### [TASK PROMPT]
Find the lines that contain the word "MODE" and copy each one.

### [SUPPLIED MATERIAL]
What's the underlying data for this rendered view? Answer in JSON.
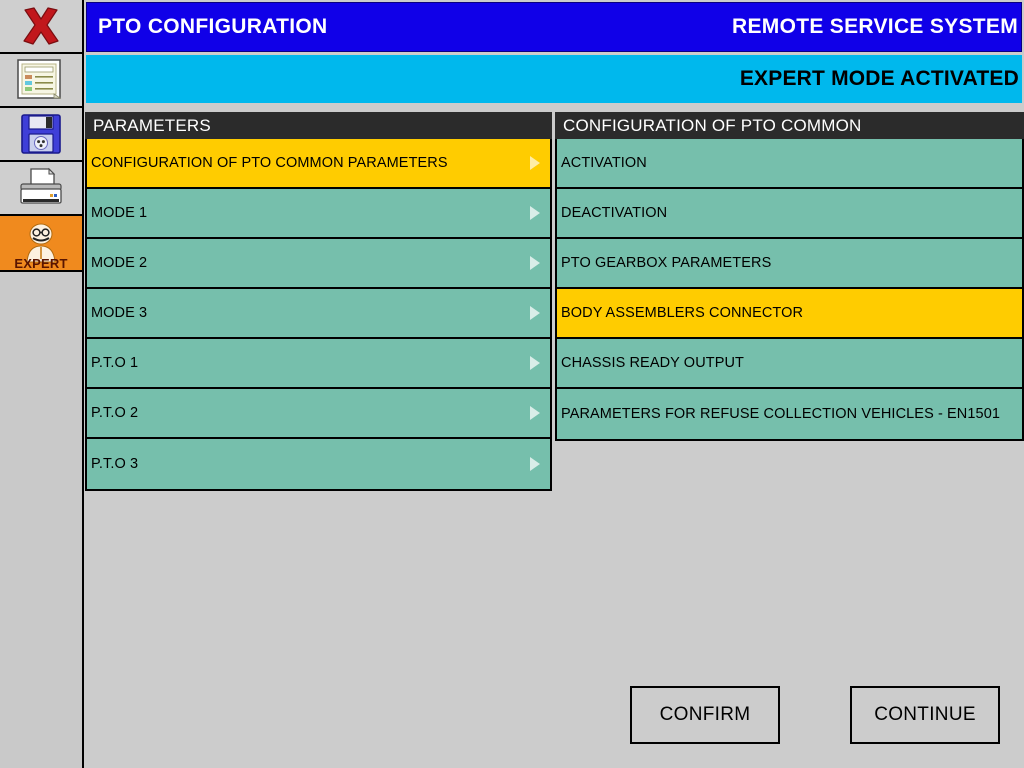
{
  "header": {
    "title": "PTO CONFIGURATION",
    "system_name": "REMOTE SERVICE SYSTEM",
    "status": "EXPERT MODE ACTIVATED",
    "title_bg": "#1000E8",
    "status_bg": "#00B8ED"
  },
  "sidebar": {
    "items": [
      {
        "name": "close",
        "icon": "close-x-icon",
        "label": ""
      },
      {
        "name": "report",
        "icon": "document-report-icon",
        "label": ""
      },
      {
        "name": "save",
        "icon": "floppy-disk-save-icon",
        "label": ""
      },
      {
        "name": "print",
        "icon": "printer-icon",
        "label": ""
      },
      {
        "name": "expert",
        "icon": "expert-person-icon",
        "label": "EXPERT"
      }
    ],
    "expert_label": "EXPERT",
    "expert_bg": "#F08A1E"
  },
  "panels": {
    "left": {
      "header": "PARAMETERS",
      "rows": [
        {
          "label": "CONFIGURATION OF PTO COMMON PARAMETERS",
          "selected": true
        },
        {
          "label": "MODE 1",
          "selected": false
        },
        {
          "label": "MODE 2",
          "selected": false
        },
        {
          "label": "MODE 3",
          "selected": false
        },
        {
          "label": "P.T.O 1",
          "selected": false
        },
        {
          "label": "P.T.O 2",
          "selected": false
        },
        {
          "label": "P.T.O 3",
          "selected": false
        }
      ]
    },
    "right": {
      "header": "CONFIGURATION OF PTO COMMON",
      "rows": [
        {
          "label": "ACTIVATION",
          "selected": false
        },
        {
          "label": "DEACTIVATION",
          "selected": false
        },
        {
          "label": "PTO GEARBOX PARAMETERS",
          "selected": false
        },
        {
          "label": "BODY ASSEMBLERS CONNECTOR",
          "selected": true
        },
        {
          "label": "CHASSIS READY OUTPUT",
          "selected": false
        },
        {
          "label": "PARAMETERS FOR REFUSE COLLECTION VEHICLES - EN1501",
          "selected": false
        }
      ]
    },
    "row_color": "#76BFAC",
    "selected_color": "#FFCC00",
    "header_color": "#2B2B2B"
  },
  "buttons": {
    "confirm": "CONFIRM",
    "continue": "CONTINUE"
  }
}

### [EXERCISE OUTPUT]
    "status": "EXPERT MODE ACTIVATED",
          "label": "MODE 1",
          "label": "MODE 2",
          "label": "MODE 3",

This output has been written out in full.